— Page extract —
## Start

# Just picked up an 82 Datsun 200sx hardtop.



## resorb (Oct 18, 2005)

Hey everyone.. new to these forums. (I also own a 300zx and frequent twinturbo.net)... I just picked up a 1982 Datsun 200SX Hardtop w/ the Z22E engine. 82,000 miles.  The interior is starting to peel, and the body has some rust... and the engine has a wonderful ticking noise (i suspect it may be valve tap?..i would like to know if there is anything i can do to it... i just gave it a tuneup.)... but other then that its a solid car... so far.

I wanted to register here since this was the only forum i found pertaining to these old cars... and it would be nice to have some other owners give me pointers and tips on how to keep this thing running.

Anyway.. here are some pix...


















































-Rob


----------



## Ville (Mar 2, 2005)

WOW pretty 200sx  It looks almost new, even mine doesn't looks in that good shape. welcome to the club :cheers:


----------



## maorr (Oct 10, 2004)

*'81 200 SX Original Owner*

You are so lucky to find a 200 SX in that good a shape. Had to do an engine swap on mine to a Z22E from a Z20E. A ton of work I did and still have a problem with spark generation. There is a problem with this vehicle and that is a poor design on the igniter module inside the distributor. I'm about to have to buy my third distributor because of this poor spark problem causing stalling which occurs at low speeds and also starting problems. I have kept the car because it gets great gas milage but would very mich like to divorce myself from the E12-81 igniter technology. I am wanting to make some changes in this area and reconfigure a different way for the sparking system to work. But all this is trial and error you know. I managed to put almost 194K miles on a Z20E engine from this car. Not bad! Thats the other reason I kept it. I still need to do some minor body and upholstery work once I fix the spark problem. Great looking car...

maorr




resorb said:


> Hey everyone.. new to these forums. (I also own a 300zx and frequent twinturbo.net)... I just picked up a 1982 Datsun 200SX Hardtop w/ the Z22E engine. 82,000 miles. The interior is starting to peel, and the body has some rust... and the engine has a wonderful ticking noise (i suspect it may be valve tap?..i would like to know if there is anything i can do to it... i just gave it a tuneup.)... but other then that its a solid car... so far.

## End

— The request —
Please copy the Datsun thread starting at the words "I wanted to" and stopping after "this thing running.", swapping "pointers" for "suggestions". The records after this point are separate material, apart from the Datsun thread.

— Provided data —
## Start

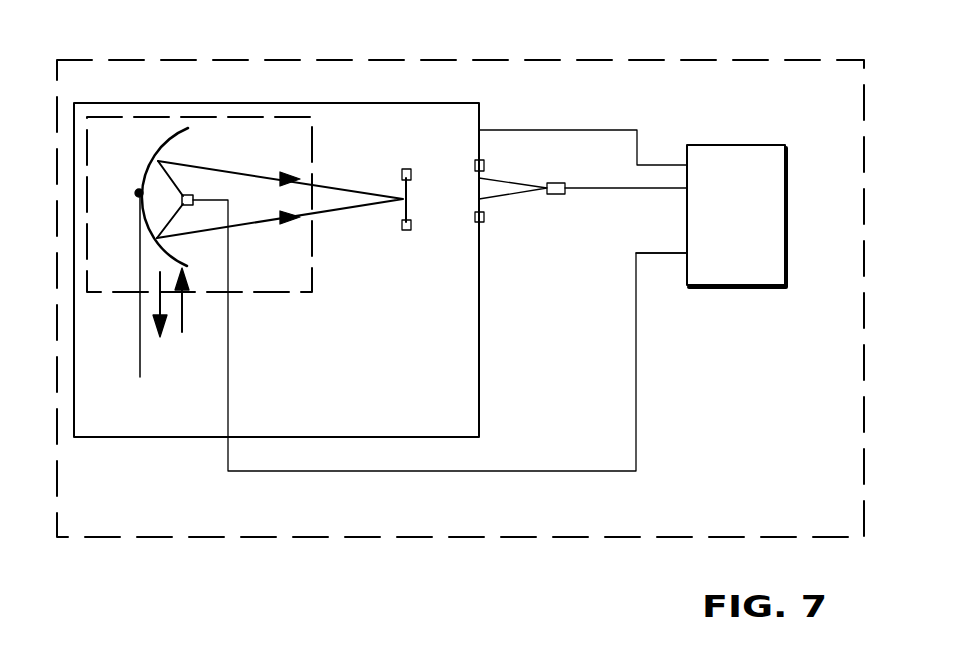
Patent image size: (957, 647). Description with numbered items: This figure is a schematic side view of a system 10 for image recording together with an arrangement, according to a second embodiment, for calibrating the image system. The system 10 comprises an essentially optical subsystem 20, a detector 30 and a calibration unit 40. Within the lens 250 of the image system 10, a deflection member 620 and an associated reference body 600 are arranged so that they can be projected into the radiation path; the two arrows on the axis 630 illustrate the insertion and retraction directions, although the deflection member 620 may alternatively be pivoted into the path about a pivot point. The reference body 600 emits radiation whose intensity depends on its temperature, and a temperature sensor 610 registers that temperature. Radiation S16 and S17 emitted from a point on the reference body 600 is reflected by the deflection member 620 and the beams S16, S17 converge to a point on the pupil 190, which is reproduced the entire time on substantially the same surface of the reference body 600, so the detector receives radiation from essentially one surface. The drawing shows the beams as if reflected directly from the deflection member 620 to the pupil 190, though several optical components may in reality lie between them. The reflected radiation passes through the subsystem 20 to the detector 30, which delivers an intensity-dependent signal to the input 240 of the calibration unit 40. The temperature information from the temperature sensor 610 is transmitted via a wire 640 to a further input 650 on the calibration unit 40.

The system for image recording 10 is at (598, 60).
The optical subsystem 20 is at (373, 103).
The detector 30 is at (555, 183).
The calibration unit 40 is at (767, 230).
The pupil 190 is at (418, 215).
The input 240 is at (685, 192).
The lens 250 is at (250, 292).
The reference body 600 is at (185, 197).
The temperature sensor 610 is at (193, 197).
The deflection member 620 is at (148, 182).
The axis 630 is at (142, 355).
The wire 640 is at (475, 472).
The input 650 is at (686, 257).
The radiation beam S16 is at (347, 188).
The radiation beam S17 is at (335, 213).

## End

— Solution below —
I wanted to register here since this was the only forum i found pertaining to these old cars... and it would be nice to have some other owners give me suggestions and tips on how to keep this thing running.